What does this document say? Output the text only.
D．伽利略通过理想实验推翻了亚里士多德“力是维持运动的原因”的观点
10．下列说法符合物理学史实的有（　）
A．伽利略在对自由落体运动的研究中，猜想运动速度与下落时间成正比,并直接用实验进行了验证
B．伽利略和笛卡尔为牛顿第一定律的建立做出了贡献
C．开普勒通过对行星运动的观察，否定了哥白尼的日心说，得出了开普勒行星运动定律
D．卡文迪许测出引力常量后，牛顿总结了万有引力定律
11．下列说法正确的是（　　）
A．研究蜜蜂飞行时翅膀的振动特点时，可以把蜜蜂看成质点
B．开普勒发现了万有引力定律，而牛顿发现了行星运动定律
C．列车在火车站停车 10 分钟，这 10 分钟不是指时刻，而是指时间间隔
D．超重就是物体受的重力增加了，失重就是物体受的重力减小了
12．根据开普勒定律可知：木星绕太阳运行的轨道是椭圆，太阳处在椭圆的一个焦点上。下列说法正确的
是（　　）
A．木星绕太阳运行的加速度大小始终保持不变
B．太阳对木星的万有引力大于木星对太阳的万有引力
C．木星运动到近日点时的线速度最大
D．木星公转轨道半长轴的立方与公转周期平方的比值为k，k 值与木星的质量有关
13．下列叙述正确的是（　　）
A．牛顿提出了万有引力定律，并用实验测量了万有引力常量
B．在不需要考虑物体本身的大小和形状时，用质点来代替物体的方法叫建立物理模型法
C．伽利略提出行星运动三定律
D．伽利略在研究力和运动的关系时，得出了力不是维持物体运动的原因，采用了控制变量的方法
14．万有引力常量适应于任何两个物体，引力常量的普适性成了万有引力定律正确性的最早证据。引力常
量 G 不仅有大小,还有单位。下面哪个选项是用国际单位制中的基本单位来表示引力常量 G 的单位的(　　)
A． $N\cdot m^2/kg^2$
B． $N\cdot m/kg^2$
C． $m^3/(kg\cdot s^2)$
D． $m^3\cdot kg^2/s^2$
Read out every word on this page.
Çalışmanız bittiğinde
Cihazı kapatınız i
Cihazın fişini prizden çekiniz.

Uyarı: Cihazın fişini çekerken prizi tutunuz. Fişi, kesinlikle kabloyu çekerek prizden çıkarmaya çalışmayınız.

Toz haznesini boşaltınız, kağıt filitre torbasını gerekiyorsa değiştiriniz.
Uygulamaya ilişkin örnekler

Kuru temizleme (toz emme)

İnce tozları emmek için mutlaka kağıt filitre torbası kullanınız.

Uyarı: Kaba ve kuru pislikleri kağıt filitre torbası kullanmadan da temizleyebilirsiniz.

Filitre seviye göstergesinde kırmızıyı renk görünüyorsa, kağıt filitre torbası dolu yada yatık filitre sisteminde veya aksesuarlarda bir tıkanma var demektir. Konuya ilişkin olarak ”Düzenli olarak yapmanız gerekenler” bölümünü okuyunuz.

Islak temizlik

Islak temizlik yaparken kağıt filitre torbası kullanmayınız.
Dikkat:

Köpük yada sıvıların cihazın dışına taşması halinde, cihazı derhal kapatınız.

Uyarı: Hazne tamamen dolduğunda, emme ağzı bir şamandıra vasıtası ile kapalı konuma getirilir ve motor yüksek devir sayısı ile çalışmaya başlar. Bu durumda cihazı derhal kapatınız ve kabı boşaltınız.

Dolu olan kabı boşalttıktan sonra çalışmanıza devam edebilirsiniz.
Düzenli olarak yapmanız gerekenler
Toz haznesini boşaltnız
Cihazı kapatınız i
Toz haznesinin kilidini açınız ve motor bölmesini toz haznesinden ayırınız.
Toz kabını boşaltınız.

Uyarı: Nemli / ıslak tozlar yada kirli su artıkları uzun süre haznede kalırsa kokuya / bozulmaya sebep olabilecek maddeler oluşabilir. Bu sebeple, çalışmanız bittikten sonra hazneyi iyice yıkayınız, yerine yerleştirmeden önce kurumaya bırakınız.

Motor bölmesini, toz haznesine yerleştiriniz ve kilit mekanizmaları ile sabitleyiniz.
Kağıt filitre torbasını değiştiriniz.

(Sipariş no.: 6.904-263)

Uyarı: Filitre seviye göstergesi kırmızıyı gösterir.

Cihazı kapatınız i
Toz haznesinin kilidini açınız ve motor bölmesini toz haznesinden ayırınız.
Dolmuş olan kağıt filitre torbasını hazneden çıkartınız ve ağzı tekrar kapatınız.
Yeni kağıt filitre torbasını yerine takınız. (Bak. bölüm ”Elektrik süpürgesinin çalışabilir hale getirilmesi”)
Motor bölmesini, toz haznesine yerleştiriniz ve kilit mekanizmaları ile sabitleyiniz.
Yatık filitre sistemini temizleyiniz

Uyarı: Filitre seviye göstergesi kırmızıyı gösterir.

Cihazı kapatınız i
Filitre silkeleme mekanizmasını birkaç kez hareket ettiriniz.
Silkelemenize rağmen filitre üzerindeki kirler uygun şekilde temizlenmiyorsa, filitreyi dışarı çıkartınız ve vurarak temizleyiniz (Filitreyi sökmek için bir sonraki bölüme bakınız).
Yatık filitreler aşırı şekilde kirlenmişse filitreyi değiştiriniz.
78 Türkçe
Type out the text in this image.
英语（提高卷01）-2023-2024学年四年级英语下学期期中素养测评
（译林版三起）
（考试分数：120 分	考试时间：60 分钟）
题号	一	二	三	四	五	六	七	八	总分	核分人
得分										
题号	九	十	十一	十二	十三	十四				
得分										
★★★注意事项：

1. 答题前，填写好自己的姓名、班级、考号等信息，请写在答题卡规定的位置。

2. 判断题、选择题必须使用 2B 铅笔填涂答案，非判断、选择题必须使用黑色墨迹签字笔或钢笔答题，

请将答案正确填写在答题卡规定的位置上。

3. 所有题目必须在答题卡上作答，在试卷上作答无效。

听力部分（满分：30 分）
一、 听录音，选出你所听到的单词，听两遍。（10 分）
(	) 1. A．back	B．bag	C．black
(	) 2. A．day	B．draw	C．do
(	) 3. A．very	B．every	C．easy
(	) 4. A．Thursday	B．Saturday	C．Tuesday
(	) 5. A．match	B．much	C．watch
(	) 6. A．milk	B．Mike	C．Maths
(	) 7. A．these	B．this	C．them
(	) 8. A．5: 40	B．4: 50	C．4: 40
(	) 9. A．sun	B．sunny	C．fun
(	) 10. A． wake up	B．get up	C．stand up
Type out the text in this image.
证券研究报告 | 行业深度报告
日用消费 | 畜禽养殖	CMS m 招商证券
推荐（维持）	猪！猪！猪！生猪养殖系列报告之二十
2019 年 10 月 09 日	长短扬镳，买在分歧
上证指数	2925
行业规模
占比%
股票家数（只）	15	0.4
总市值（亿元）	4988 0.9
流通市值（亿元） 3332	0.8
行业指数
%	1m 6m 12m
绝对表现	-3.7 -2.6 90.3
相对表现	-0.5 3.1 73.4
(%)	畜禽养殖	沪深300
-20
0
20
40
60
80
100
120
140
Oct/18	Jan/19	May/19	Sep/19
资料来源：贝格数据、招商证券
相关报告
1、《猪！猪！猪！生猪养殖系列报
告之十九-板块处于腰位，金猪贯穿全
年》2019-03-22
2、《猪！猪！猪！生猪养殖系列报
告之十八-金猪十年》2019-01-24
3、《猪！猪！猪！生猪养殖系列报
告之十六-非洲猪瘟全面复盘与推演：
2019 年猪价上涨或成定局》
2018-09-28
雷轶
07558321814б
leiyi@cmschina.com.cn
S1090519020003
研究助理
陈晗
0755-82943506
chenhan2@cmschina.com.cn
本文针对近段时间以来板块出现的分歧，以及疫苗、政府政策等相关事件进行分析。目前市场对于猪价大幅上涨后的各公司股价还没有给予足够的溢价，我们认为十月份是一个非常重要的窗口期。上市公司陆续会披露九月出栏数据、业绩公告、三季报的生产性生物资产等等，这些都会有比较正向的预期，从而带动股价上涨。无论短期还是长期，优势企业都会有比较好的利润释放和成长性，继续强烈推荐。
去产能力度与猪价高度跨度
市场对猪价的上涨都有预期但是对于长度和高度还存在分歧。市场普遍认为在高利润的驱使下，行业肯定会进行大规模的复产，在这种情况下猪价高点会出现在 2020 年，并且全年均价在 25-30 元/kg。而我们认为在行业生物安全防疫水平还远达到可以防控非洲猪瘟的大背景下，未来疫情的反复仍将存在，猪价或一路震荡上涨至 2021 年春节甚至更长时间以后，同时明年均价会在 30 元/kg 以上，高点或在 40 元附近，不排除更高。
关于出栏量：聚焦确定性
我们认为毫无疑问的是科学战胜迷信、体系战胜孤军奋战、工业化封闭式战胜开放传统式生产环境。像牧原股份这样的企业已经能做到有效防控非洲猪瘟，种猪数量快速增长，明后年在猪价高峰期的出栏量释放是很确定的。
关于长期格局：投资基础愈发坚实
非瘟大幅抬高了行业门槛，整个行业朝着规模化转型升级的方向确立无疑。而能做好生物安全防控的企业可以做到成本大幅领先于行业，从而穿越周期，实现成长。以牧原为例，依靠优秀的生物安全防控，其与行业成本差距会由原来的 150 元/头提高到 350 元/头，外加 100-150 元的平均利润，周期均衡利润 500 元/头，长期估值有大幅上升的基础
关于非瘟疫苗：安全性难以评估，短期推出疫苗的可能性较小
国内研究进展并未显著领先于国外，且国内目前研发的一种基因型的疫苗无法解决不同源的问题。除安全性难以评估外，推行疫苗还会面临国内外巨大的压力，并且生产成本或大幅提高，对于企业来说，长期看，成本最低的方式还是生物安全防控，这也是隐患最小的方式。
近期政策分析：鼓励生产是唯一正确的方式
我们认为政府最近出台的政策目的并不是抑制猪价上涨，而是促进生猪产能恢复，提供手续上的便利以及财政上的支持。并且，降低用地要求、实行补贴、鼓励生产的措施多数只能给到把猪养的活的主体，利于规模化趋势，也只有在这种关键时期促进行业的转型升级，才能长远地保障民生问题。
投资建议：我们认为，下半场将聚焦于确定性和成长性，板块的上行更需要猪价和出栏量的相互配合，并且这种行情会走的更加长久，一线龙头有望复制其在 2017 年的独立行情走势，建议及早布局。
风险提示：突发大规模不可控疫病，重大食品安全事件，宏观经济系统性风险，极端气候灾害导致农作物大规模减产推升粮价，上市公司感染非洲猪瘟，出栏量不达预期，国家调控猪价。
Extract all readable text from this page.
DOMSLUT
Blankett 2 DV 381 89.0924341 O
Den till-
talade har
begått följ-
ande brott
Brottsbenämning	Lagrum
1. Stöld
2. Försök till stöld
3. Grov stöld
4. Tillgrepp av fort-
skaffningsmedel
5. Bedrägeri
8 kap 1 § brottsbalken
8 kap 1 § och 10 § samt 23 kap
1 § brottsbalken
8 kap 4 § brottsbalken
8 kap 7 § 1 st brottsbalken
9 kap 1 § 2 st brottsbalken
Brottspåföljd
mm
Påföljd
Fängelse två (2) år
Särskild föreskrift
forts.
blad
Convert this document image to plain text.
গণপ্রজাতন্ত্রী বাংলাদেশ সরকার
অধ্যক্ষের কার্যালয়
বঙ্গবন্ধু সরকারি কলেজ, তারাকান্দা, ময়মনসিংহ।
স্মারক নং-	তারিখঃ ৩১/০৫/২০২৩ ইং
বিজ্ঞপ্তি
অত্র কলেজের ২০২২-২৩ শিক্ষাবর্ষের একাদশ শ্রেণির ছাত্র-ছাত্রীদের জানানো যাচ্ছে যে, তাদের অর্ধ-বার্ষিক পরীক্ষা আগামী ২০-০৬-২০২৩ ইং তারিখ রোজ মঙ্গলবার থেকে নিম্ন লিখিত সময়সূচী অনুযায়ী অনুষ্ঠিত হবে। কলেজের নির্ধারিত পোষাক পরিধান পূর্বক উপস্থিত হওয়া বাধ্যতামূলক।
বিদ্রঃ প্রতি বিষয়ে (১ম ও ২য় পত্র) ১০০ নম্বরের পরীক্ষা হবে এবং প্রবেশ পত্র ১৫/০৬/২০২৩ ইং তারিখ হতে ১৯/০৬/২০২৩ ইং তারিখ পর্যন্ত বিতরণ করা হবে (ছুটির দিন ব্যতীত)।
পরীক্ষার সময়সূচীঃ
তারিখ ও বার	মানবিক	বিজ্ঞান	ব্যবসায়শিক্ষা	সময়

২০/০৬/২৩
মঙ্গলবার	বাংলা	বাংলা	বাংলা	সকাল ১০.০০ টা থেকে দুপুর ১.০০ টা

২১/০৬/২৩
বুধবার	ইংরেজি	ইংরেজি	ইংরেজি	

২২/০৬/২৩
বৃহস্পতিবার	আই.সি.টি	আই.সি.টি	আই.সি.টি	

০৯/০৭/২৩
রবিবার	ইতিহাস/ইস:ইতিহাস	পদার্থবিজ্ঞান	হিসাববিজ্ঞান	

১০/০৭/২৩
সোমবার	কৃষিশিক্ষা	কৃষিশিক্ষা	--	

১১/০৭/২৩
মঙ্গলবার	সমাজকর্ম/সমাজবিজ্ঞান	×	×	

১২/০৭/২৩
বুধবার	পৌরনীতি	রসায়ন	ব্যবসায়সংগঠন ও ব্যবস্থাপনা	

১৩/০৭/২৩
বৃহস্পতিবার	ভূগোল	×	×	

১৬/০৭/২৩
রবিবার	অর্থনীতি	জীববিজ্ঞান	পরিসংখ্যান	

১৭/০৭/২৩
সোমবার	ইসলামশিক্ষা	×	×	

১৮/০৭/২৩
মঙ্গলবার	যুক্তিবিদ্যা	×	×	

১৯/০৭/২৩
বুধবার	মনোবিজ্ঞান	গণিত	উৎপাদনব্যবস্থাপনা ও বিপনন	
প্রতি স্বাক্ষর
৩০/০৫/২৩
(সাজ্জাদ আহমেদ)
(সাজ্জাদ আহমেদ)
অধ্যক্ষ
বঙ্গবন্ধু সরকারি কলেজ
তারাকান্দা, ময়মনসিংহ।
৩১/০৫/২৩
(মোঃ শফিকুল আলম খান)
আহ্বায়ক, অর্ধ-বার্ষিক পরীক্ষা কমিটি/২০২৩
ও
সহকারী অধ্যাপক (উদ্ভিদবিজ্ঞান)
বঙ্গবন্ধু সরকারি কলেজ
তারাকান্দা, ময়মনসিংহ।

=-=-=

• Problem requirements: Where a line contains "olan", copy that line.

• Written solution:
Dolu olan kabı boşalttıktan sonra çalışmanıza devam edebilirsiniz.
Dolmuş olan kağıt filitre torbasını hazneden çıkartınız ve ağzı tekrar kapatınız.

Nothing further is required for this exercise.